[start]

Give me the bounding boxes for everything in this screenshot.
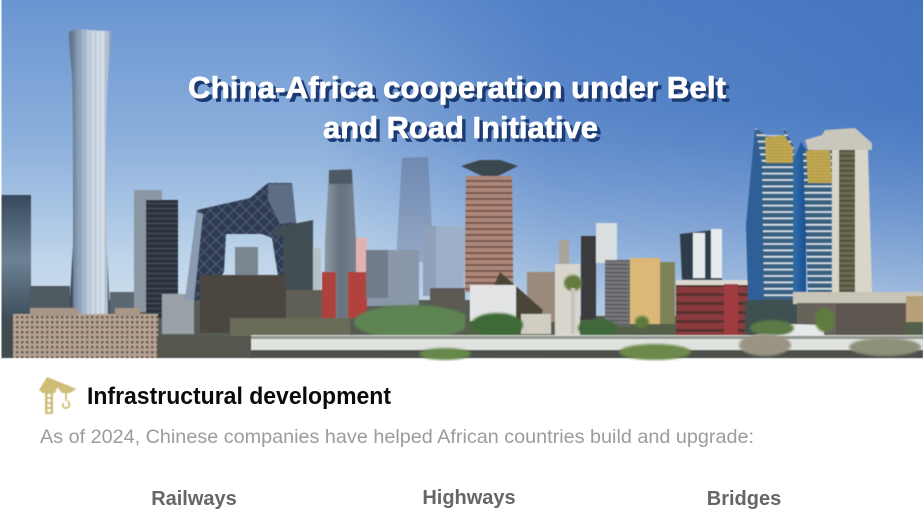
- title: and Road Initiative: [323, 110, 598, 145]
- heading: Infrastructural development: Infrastructural development: [87, 383, 391, 410]
- icon: crane: [39, 377, 77, 414]
- Beijing skyline: [0, 29, 470, 358]
- palms and trees: [471, 313, 523, 337]
- label: Railways: Railways: [151, 488, 237, 510]
- title: [188, 70, 726, 145]
- apartments: [13, 314, 158, 358]
- hero: skyline photo: [0, 0, 923, 360]
- label: Bridges: Bridges: [707, 488, 781, 510]
- title: China-Africa cooperation under Belt: [188, 70, 726, 105]
- label: Highways: Highways: [422, 487, 516, 509]
- twin towers: [746, 128, 768, 300]
- trees: [354, 305, 470, 339]
- text: intro sentence: As of 2024, Chinese companies have helped African countries build and upgrade:: [40, 426, 754, 448]
- elevated highway: [251, 334, 923, 360]
- Nairobi skyline: [461, 128, 923, 340]
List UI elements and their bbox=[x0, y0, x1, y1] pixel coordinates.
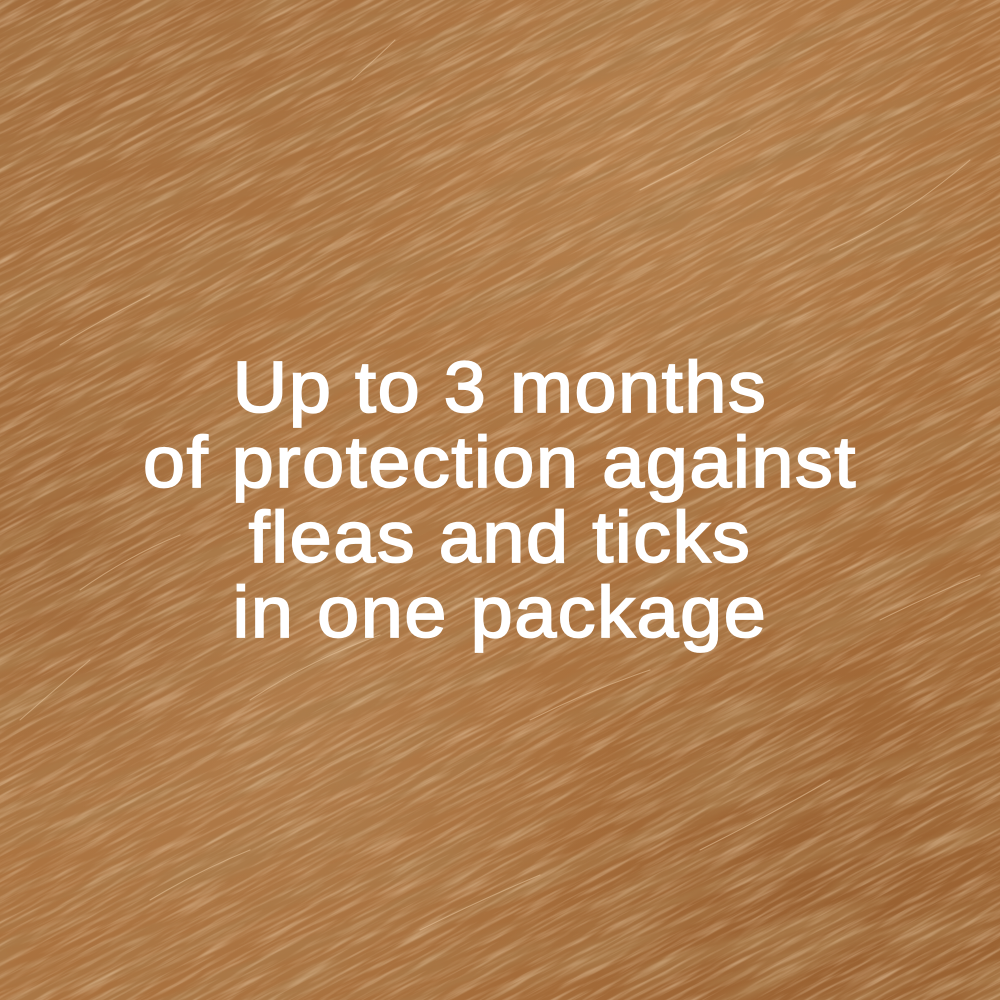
headline: Up to 3 months bbox=[233, 348, 767, 428]
headline: fleas and ticks bbox=[249, 498, 751, 578]
headline: in one package bbox=[233, 573, 767, 653]
headline: of protection against bbox=[143, 423, 857, 503]
headline bbox=[143, 348, 857, 653]
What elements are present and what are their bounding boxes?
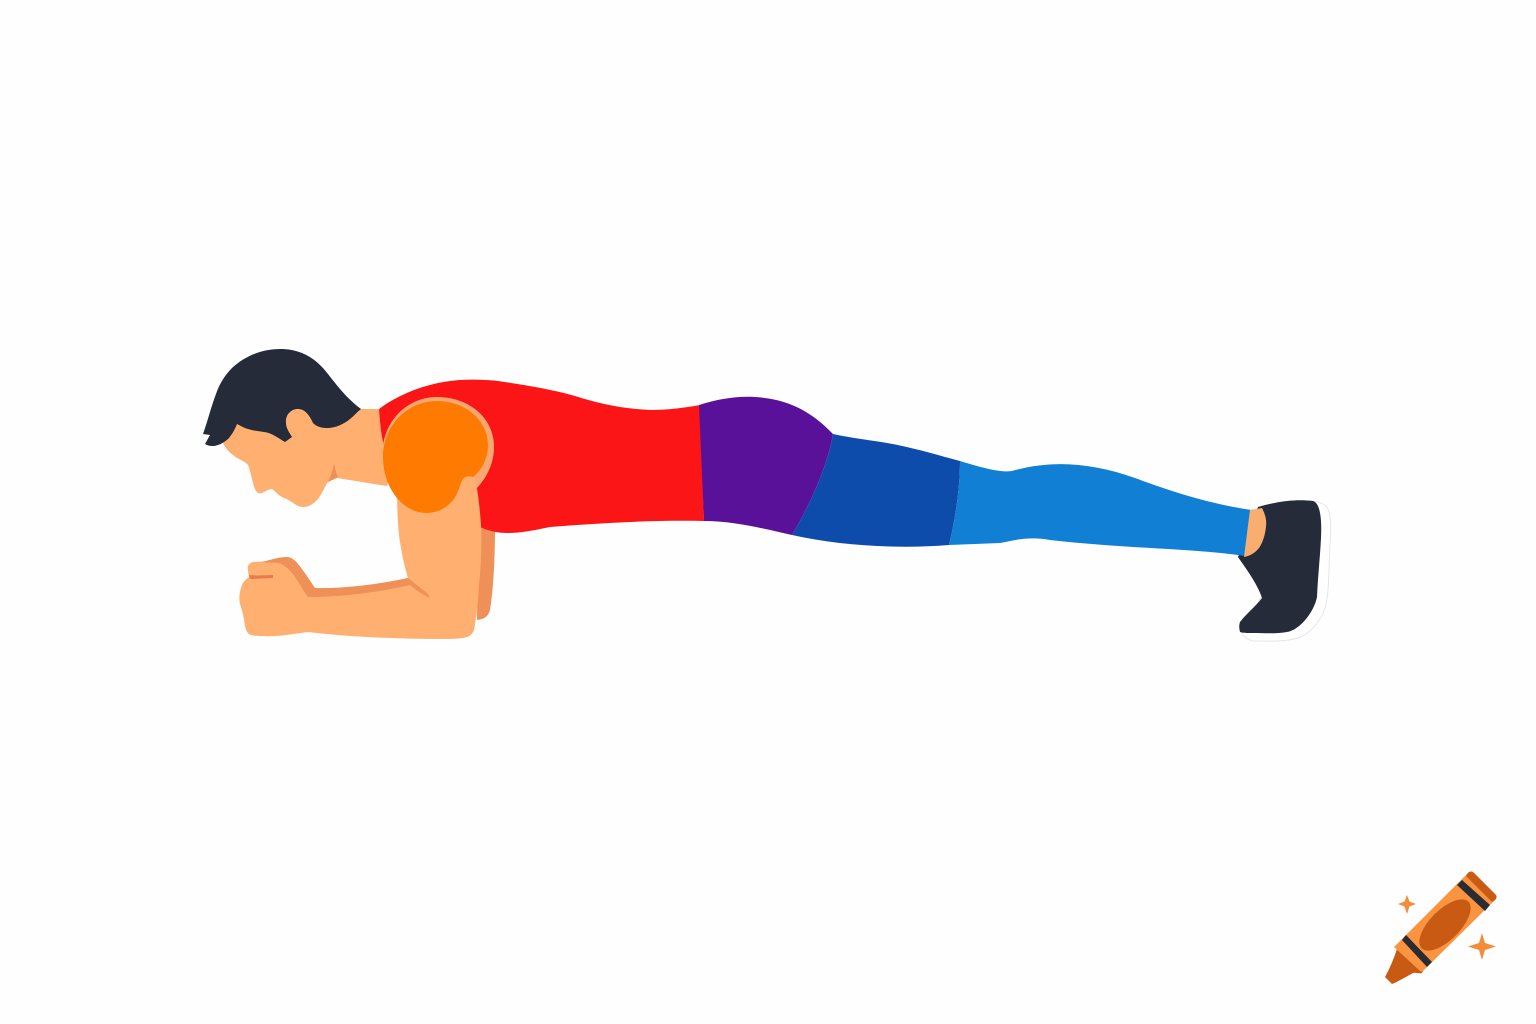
- forearm crease: [262, 557, 430, 598]
- crayon body: [1394, 872, 1496, 972]
- crayon stripe top: [1457, 880, 1490, 911]
- crayon label oval: [1411, 891, 1479, 959]
- crayon stripe bottom: [1402, 935, 1432, 967]
- icon: orange crayon logo: [1385, 872, 1496, 984]
- finger line: [249, 575, 273, 579]
- neck shadow: [328, 463, 338, 482]
- far arm shadow: [477, 520, 495, 620]
- shoe outline: [1242, 501, 1331, 641]
- figure: plank: [203, 349, 1331, 641]
- crayon cap: [1466, 872, 1496, 902]
- hips: purple shorts: [699, 397, 833, 535]
- shoe: [1238, 500, 1321, 633]
- shoulder: orange deltoid: [383, 401, 488, 513]
- thigh: dark blue: [792, 434, 960, 547]
- ear: [286, 409, 313, 440]
- ankle: [1244, 508, 1266, 557]
- sparkle left: [1398, 895, 1416, 914]
- calf: light blue: [949, 461, 1252, 556]
- shoulder highlight ring: [383, 397, 494, 488]
- upper arm and forearm: [239, 474, 481, 639]
- torso: red shirt: [379, 380, 704, 533]
- sparkle right: [1468, 933, 1496, 960]
- hair: [203, 349, 361, 446]
- head and neck skin: [223, 409, 400, 507]
- crayon tip: [1385, 949, 1426, 984]
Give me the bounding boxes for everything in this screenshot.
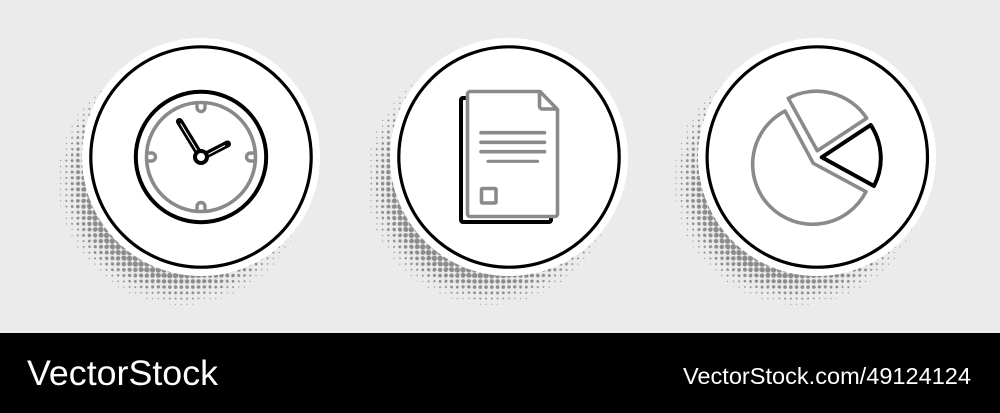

[end]

Problem to solve
Write out all the items above word for word, leaving out the pictures.

Final result
Give me the bounding boxes for everything in this screenshot.
- title: and Road Initiative: [323, 110, 598, 145]
- heading: Infrastructural development: Infrastructural development: [87, 383, 391, 410]
- icon: crane: [39, 377, 77, 414]
- Beijing skyline: [0, 29, 470, 358]
- palms and trees: [471, 313, 523, 337]
- label: Railways: Railways: [151, 488, 237, 510]
- title: [188, 70, 726, 145]
- apartments: [13, 314, 158, 358]
- hero: skyline photo: [0, 0, 923, 360]
- label: Bridges: Bridges: [707, 488, 781, 510]
- title: China-Africa cooperation under Belt: [188, 70, 726, 105]
- label: Highways: Highways: [422, 487, 516, 509]
- twin towers: [746, 128, 768, 300]
- trees: [354, 305, 470, 339]
- text: intro sentence: As of 2024, Chinese companies have helped African countries build and upgrade:: [40, 426, 754, 448]
- elevated highway: [251, 334, 923, 360]
- Nairobi skyline: [461, 128, 923, 340]
List UI elements and their bbox=[x0, y0, x1, y1] pixel coordinates.
headline: Up to 3 months bbox=[233, 348, 767, 428]
headline: fleas and ticks bbox=[249, 498, 751, 578]
headline: in one package bbox=[233, 573, 767, 653]
headline: of protection against bbox=[143, 423, 857, 503]
headline bbox=[143, 348, 857, 653]
What elements are present and what are their bounding boxes?
- forearm crease: [262, 557, 430, 598]
- crayon body: [1394, 872, 1496, 972]
- crayon stripe top: [1457, 880, 1490, 911]
- crayon label oval: [1411, 891, 1479, 959]
- crayon stripe bottom: [1402, 935, 1432, 967]
- icon: orange crayon logo: [1385, 872, 1496, 984]
- finger line: [249, 575, 273, 579]
- neck shadow: [328, 463, 338, 482]
- far arm shadow: [477, 520, 495, 620]
- shoe outline: [1242, 501, 1331, 641]
- figure: plank: [203, 349, 1331, 641]
- crayon cap: [1466, 872, 1496, 902]
- hips: purple shorts: [699, 397, 833, 535]
- shoe: [1238, 500, 1321, 633]
- shoulder: orange deltoid: [383, 401, 488, 513]
- thigh: dark blue: [792, 434, 960, 547]
- ear: [286, 409, 313, 440]
- ankle: [1244, 508, 1266, 557]
- sparkle left: [1398, 895, 1416, 914]
- calf: light blue: [949, 461, 1252, 556]
- shoulder highlight ring: [383, 397, 494, 488]
- upper arm and forearm: [239, 474, 481, 639]
- torso: red shirt: [379, 380, 704, 533]
- sparkle right: [1468, 933, 1496, 960]
- hair: [203, 349, 361, 446]
- head and neck skin: [223, 409, 400, 507]
- crayon tip: [1385, 949, 1426, 984]
Give me the bounding boxes for everything in this screenshot.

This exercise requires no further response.